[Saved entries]
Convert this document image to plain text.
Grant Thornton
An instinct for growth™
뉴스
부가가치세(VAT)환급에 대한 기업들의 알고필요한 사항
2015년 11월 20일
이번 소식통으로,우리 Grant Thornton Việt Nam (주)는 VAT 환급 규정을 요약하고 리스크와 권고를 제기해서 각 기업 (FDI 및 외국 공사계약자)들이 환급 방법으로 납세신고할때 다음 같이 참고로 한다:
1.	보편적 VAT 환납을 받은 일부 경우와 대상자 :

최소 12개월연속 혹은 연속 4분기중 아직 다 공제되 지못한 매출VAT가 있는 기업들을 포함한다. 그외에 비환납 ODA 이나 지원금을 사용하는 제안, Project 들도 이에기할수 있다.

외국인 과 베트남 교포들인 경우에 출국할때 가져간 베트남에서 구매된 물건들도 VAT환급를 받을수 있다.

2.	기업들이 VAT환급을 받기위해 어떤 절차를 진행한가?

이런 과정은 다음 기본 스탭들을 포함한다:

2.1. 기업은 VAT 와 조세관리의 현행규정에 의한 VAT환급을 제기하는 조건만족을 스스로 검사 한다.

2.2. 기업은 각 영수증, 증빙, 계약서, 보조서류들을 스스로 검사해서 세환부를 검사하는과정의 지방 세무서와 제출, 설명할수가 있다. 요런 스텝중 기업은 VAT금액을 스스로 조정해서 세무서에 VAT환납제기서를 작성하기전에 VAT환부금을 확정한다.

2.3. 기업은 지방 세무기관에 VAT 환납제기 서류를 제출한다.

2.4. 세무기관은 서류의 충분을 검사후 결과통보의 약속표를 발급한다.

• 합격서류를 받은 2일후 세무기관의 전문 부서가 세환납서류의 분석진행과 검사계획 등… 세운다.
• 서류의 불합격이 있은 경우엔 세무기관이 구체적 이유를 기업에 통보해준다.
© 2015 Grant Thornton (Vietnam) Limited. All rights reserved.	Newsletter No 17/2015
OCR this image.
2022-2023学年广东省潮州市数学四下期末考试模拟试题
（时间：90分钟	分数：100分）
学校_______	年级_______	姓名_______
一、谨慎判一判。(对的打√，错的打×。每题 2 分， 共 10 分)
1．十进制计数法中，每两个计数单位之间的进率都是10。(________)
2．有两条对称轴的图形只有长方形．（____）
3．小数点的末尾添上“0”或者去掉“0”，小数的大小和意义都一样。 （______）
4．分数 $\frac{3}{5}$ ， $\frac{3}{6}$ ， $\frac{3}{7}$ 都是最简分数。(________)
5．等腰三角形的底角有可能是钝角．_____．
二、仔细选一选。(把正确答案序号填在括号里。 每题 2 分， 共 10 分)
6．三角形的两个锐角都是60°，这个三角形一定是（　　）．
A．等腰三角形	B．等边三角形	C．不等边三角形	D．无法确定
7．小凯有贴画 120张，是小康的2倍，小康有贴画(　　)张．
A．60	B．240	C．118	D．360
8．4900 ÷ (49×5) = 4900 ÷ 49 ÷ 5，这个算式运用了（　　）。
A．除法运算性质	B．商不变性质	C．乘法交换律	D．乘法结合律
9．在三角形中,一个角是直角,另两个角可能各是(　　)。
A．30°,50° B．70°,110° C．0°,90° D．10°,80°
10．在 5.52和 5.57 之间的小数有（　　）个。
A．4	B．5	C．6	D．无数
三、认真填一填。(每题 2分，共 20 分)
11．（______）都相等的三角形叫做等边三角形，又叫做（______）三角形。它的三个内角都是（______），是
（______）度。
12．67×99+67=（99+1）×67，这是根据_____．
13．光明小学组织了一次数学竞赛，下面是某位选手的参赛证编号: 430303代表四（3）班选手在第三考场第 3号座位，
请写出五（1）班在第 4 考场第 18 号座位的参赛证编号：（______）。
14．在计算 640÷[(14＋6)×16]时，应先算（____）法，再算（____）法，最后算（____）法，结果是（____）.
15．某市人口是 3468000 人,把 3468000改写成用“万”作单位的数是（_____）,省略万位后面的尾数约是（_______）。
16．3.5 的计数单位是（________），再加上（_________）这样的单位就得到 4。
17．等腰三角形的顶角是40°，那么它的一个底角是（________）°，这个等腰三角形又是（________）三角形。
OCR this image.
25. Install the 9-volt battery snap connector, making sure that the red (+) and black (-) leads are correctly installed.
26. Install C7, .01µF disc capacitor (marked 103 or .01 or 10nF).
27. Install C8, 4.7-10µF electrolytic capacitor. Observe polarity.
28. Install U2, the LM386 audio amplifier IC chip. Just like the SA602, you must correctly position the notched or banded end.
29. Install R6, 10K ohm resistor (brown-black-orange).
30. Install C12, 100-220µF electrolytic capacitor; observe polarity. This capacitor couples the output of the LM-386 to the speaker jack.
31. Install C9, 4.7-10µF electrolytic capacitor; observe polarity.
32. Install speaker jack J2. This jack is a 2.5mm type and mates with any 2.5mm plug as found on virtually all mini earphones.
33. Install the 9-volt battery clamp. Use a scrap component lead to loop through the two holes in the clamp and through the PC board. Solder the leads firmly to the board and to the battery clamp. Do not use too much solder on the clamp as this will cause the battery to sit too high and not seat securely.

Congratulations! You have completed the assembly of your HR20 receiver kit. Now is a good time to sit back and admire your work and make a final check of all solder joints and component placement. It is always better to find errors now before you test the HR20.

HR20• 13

* [What you should do] All of the material above needs to be retyped word for word.

* [The completed task]
Convert this document image to plain text.
Grant Thornton
An instinct for growth™
뉴스
부가가치세(VAT)환급에 대한 기업들의 알고필요한 사항
2015년 11월 20일
이번 소식통으로,우리 Grant Thornton Việt Nam (주)는 VAT 환급 규정을 요약하고 리스크와 권고를 제기해서 각 기업 (FDI 및 외국 공사계약자)들이 환급 방법으로 납세신고할때 다음 같이 참고로 한다:
1.	보편적 VAT 환납을 받은 일부 경우와 대상자 :

최소 12개월연속 혹은 연속 4분기중 아직 다 공제되 지못한 매출VAT가 있는 기업들을 포함한다. 그외에 비환납 ODA 이나 지원금을 사용하는 제안, Project 들도 이에기할수 있다.

외국인 과 베트남 교포들인 경우에 출국할때 가져간 베트남에서 구매된 물건들도 VAT환급를 받을수 있다.

2.	기업들이 VAT환급을 받기위해 어떤 절차를 진행한가?

이런 과정은 다음 기본 스탭들을 포함한다:

2.1. 기업은 VAT 와 조세관리의 현행규정에 의한 VAT환급을 제기하는 조건만족을 스스로 검사 한다.

2.2. 기업은 각 영수증, 증빙, 계약서, 보조서류들을 스스로 검사해서 세환부를 검사하는과정의 지방 세무서와 제출, 설명할수가 있다. 요런 스텝중 기업은 VAT금액을 스스로 조정해서 세무서에 VAT환납제기서를 작성하기전에 VAT환부금을 확정한다.

2.3. 기업은 지방 세무기관에 VAT 환납제기 서류를 제출한다.

2.4. 세무기관은 서류의 충분을 검사후 결과통보의 약속표를 발급한다.

• 합격서류를 받은 2일후 세무기관의 전문 부서가 세환납서류의 분석진행과 검사계획 등… 세운다.
• 서류의 불합격이 있은 경우엔 세무기관이 구체적 이유를 기업에 통보해준다.
© 2015 Grant Thornton (Vietnam) Limited. All rights reserved.	Newsletter No 17/2015
OCR this image.
2022-2023学年广东省潮州市数学四下期末考试模拟试题
（时间：90分钟	分数：100分）
学校_______	年级_______	姓名_______
一、谨慎判一判。(对的打√，错的打×。每题 2 分， 共 10 分)
1．十进制计数法中，每两个计数单位之间的进率都是10。(________)
2．有两条对称轴的图形只有长方形．（____）
3．小数点的末尾添上“0”或者去掉“0”，小数的大小和意义都一样。 （______）
4．分数 $\frac{3}{5}$ ， $\frac{3}{6}$ ， $\frac{3}{7}$ 都是最简分数。(________)
5．等腰三角形的底角有可能是钝角．_____．
二、仔细选一选。(把正确答案序号填在括号里。 每题 2 分， 共 10 分)
6．三角形的两个锐角都是60°，这个三角形一定是（　　）．
A．等腰三角形	B．等边三角形	C．不等边三角形	D．无法确定
7．小凯有贴画 120张，是小康的2倍，小康有贴画(　　)张．
A．60	B．240	C．118	D．360
8．4900 ÷ (49×5) = 4900 ÷ 49 ÷ 5，这个算式运用了（　　）。
A．除法运算性质	B．商不变性质	C．乘法交换律	D．乘法结合律
9．在三角形中,一个角是直角,另两个角可能各是(　　)。
A．30°,50° B．70°,110° C．0°,90° D．10°,80°
10．在 5.52和 5.57 之间的小数有（　　）个。
A．4	B．5	C．6	D．无数
三、认真填一填。(每题 2分，共 20 分)
11．（______）都相等的三角形叫做等边三角形，又叫做（______）三角形。它的三个内角都是（______），是
（______）度。
12．67×99+67=（99+1）×67，这是根据_____．
13．光明小学组织了一次数学竞赛，下面是某位选手的参赛证编号: 430303代表四（3）班选手在第三考场第 3号座位，
请写出五（1）班在第 4 考场第 18 号座位的参赛证编号：（______）。
14．在计算 640÷[(14＋6)×16]时，应先算（____）法，再算（____）法，最后算（____）法，结果是（____）.
15．某市人口是 3468000 人,把 3468000改写成用“万”作单位的数是（_____）,省略万位后面的尾数约是（_______）。
16．3.5 的计数单位是（________），再加上（_________）这样的单位就得到 4。
17．等腰三角形的顶角是40°，那么它的一个底角是（________）°，这个等腰三角形又是（________）三角形。
OCR this image.
25. Install the 9-volt battery snap connector, making sure that the red (+) and black (-) leads are correctly installed.
26. Install C7, .01µF disc capacitor (marked 103 or .01 or 10nF).
27. Install C8, 4.7-10µF electrolytic capacitor. Observe polarity.
28. Install U2, the LM386 audio amplifier IC chip. Just like the SA602, you must correctly position the notched or banded end.
29. Install R6, 10K ohm resistor (brown-black-orange).
30. Install C12, 100-220µF electrolytic capacitor; observe polarity. This capacitor couples the output of the LM-386 to the speaker jack.
31. Install C9, 4.7-10µF electrolytic capacitor; observe polarity.
32. Install speaker jack J2. This jack is a 2.5mm type and mates with any 2.5mm plug as found on virtually all mini earphones.
33. Install the 9-volt battery clamp. Use a scrap component lead to loop through the two holes in the clamp and through the PC board. Solder the leads firmly to the board and to the battery clamp. Do not use too much solder on the clamp as this will cause the battery to sit too high and not seat securely.

Congratulations! You have completed the assembly of your HR20 receiver kit. Now is a good time to sit back and admire your work and make a final check of all solder joints and component placement. It is always better to find errors now before you test the HR20.

HR20• 13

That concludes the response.